▸ SHORT EXERCISE: Please copy the lines that open with the line containing "y-tick-label: 50% <box>0 172 20 186</box>" and close with the line containing "risk-row-label: on <box>0 446 15 460</box>", with both of those included and nothing else added.

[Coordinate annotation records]
━━━━

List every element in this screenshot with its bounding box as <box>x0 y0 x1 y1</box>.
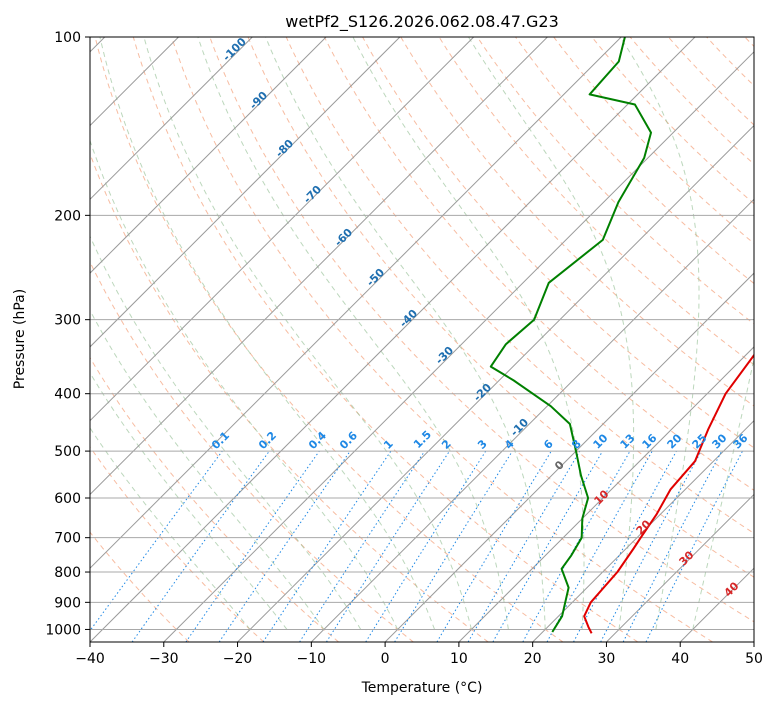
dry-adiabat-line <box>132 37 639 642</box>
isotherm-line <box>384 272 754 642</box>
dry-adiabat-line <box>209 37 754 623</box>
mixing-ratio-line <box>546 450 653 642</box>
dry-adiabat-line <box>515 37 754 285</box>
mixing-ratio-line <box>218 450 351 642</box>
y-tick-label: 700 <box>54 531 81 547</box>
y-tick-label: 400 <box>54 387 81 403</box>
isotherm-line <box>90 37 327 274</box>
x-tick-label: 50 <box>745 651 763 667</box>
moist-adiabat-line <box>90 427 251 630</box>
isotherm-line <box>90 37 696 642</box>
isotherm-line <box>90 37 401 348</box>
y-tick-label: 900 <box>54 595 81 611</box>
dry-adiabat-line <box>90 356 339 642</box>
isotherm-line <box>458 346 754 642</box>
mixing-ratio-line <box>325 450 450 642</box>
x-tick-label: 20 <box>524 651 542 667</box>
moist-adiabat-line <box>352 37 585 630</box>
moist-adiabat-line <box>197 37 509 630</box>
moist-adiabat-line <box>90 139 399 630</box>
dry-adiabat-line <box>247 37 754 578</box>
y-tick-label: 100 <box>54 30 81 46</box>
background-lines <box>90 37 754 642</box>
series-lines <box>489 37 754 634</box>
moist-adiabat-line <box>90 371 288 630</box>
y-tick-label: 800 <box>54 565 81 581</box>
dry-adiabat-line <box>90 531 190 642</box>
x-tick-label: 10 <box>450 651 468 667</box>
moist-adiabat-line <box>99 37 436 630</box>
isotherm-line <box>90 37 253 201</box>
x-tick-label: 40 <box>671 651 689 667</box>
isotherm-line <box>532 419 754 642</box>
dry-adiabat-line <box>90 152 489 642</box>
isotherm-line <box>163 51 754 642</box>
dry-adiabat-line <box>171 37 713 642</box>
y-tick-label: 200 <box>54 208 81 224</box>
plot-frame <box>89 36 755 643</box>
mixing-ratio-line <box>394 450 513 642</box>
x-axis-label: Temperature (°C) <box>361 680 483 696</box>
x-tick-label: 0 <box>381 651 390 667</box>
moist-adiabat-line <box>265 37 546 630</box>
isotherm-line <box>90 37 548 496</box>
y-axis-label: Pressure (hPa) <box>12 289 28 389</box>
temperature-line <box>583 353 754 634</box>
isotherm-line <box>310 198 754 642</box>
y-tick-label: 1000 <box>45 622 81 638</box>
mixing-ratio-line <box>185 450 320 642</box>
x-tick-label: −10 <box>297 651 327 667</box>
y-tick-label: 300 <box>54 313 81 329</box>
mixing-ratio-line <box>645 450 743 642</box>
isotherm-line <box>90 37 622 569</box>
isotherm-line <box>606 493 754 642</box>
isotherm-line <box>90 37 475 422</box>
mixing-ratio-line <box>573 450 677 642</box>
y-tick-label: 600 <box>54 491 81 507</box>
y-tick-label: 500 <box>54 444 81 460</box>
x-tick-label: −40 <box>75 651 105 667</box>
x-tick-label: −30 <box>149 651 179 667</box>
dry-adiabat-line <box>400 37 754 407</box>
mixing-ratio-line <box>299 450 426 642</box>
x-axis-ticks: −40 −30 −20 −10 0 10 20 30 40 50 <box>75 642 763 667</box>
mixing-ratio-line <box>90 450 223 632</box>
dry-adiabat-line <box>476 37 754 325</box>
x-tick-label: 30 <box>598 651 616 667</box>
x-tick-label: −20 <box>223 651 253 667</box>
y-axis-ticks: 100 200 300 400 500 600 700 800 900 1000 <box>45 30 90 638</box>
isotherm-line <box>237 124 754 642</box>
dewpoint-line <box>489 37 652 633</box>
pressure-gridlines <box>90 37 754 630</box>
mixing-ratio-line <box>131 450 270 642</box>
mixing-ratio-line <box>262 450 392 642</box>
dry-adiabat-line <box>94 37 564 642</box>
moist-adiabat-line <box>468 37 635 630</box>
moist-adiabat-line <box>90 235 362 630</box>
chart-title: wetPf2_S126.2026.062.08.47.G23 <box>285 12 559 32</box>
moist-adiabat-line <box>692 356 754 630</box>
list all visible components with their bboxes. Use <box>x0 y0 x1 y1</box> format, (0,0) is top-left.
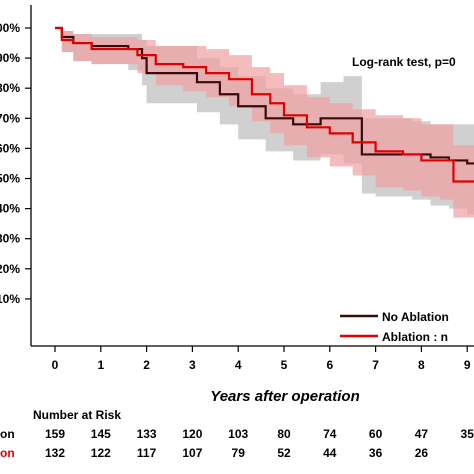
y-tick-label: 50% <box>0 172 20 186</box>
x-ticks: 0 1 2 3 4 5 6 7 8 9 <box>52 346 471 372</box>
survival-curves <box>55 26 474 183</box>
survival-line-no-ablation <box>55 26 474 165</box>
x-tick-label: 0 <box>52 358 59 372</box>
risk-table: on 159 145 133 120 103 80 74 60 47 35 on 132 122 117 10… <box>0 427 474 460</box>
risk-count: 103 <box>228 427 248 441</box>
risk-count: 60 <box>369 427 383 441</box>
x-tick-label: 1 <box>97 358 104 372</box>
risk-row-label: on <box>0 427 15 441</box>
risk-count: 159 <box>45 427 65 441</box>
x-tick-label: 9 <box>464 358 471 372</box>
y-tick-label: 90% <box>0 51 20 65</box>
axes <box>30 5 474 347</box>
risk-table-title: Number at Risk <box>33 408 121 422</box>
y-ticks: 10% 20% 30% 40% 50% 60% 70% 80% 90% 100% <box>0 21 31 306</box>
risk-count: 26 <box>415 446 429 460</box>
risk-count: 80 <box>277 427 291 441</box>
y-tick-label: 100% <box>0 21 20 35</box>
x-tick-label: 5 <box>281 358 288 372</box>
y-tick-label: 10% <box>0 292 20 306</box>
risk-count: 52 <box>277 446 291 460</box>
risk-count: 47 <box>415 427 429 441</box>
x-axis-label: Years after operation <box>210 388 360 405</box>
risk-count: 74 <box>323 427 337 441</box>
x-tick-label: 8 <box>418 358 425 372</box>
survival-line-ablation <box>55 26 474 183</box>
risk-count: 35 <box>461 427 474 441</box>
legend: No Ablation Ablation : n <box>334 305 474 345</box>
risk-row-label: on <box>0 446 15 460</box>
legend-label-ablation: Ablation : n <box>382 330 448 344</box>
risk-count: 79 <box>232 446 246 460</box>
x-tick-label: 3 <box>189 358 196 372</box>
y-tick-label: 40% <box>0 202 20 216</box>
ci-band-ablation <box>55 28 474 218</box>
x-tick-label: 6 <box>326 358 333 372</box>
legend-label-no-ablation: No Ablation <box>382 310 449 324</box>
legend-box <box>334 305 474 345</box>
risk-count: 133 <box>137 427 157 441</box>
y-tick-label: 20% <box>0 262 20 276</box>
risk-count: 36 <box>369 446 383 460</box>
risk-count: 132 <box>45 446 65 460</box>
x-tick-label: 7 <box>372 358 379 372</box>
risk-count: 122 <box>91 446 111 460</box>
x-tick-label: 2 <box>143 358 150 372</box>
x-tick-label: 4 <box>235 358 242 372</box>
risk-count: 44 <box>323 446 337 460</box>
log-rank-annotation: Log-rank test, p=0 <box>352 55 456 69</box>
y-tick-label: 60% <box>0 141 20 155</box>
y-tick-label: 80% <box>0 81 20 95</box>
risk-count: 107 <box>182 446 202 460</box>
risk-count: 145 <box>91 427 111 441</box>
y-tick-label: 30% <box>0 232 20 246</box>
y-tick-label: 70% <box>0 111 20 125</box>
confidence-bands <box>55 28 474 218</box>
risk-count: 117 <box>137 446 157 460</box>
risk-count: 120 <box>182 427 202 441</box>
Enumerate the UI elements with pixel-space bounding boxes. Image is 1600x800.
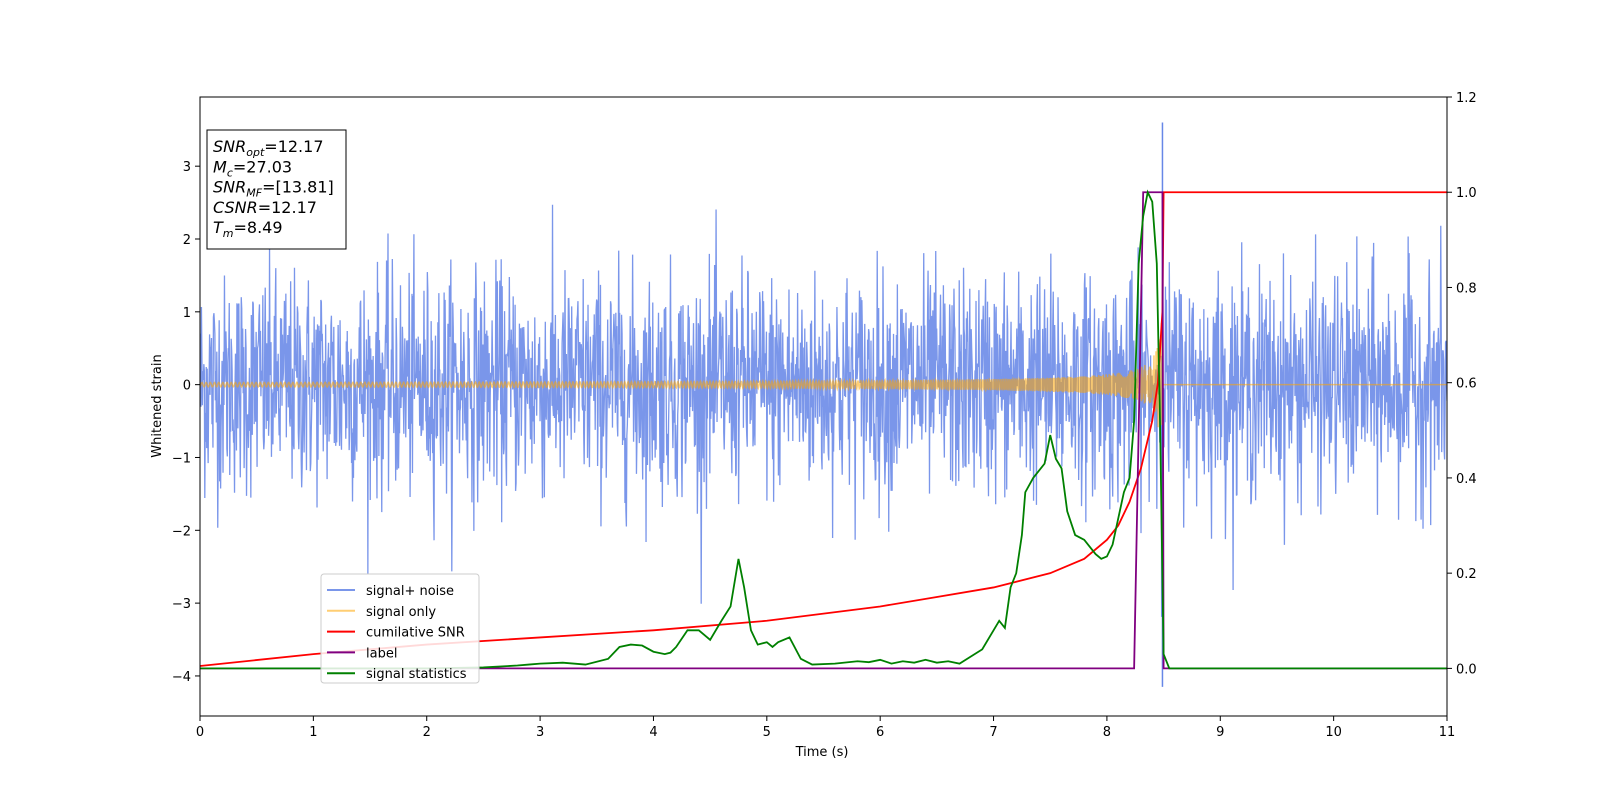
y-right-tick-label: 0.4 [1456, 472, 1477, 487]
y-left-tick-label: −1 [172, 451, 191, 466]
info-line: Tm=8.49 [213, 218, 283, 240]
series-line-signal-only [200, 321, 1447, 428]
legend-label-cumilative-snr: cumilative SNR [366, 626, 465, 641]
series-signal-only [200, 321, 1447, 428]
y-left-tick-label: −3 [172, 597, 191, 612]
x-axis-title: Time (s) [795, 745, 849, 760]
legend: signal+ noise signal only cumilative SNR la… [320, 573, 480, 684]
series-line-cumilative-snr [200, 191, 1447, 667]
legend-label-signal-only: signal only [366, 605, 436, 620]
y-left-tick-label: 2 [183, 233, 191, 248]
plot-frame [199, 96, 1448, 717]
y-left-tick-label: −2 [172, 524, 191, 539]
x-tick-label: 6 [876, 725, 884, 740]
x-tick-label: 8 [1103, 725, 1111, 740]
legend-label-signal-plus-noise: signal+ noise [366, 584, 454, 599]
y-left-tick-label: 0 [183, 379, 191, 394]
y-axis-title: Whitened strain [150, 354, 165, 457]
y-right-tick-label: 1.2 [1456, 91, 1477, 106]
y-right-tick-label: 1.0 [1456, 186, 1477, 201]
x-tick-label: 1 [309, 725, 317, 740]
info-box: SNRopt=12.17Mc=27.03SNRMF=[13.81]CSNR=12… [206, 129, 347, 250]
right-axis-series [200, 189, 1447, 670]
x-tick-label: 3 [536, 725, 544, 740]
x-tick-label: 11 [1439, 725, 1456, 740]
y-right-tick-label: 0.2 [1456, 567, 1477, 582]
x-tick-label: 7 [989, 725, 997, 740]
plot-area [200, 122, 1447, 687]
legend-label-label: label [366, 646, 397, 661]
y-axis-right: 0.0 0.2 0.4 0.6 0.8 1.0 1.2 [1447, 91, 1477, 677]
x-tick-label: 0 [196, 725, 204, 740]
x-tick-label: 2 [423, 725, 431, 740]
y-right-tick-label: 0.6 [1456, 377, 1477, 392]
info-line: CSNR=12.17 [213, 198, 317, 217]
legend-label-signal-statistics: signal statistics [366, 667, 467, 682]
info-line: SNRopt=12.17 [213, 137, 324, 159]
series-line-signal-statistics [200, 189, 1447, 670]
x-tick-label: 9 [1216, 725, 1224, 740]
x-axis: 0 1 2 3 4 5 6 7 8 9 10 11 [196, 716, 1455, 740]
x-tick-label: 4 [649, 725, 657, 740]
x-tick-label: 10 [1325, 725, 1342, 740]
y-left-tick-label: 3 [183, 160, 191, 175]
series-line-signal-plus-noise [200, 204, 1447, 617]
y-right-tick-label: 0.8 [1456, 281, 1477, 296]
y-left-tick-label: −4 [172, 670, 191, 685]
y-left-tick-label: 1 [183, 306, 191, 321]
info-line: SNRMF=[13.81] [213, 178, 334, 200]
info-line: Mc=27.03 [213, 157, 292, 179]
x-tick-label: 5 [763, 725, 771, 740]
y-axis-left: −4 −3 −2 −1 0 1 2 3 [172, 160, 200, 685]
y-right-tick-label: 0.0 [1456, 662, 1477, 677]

━━━━

▸ ANSWER TO THIS PROBLEM:
y-tick-label: 50% <box>0 172 20 186</box>
x-ticks: 0 1 2 3 4 5 6 7 8 9 <box>52 346 471 372</box>
survival-curves <box>55 26 474 183</box>
survival-line-no-ablation <box>55 26 474 165</box>
x-tick-label: 0 <box>52 358 59 372</box>
risk-table: on 159 145 133 120 103 80 74 60 47 35 on 132 122 117 10… <box>0 427 474 460</box>
risk-count: 103 <box>228 427 248 441</box>
risk-count: 60 <box>369 427 383 441</box>
x-tick-label: 1 <box>97 358 104 372</box>
risk-row-label: on <box>0 427 15 441</box>
risk-count: 159 <box>45 427 65 441</box>
x-tick-label: 9 <box>464 358 471 372</box>
y-tick-label: 90% <box>0 51 20 65</box>
axes <box>30 5 474 347</box>
risk-table-title: Number at Risk <box>33 408 121 422</box>
y-ticks: 10% 20% 30% 40% 50% 60% 70% 80% 90% 100% <box>0 21 31 306</box>
risk-count: 26 <box>415 446 429 460</box>
risk-count: 80 <box>277 427 291 441</box>
y-tick-label: 100% <box>0 21 20 35</box>
x-tick-label: 5 <box>281 358 288 372</box>
y-tick-label: 10% <box>0 292 20 306</box>
risk-count: 52 <box>277 446 291 460</box>
risk-count: 47 <box>415 427 429 441</box>
x-axis-label: Years after operation <box>210 388 360 405</box>
risk-count: 74 <box>323 427 337 441</box>
x-tick-label: 8 <box>418 358 425 372</box>
survival-line-ablation <box>55 26 474 183</box>
risk-count: 35 <box>461 427 474 441</box>
legend: No Ablation Ablation : n <box>334 305 474 345</box>
risk-row-label: on <box>0 446 15 460</box>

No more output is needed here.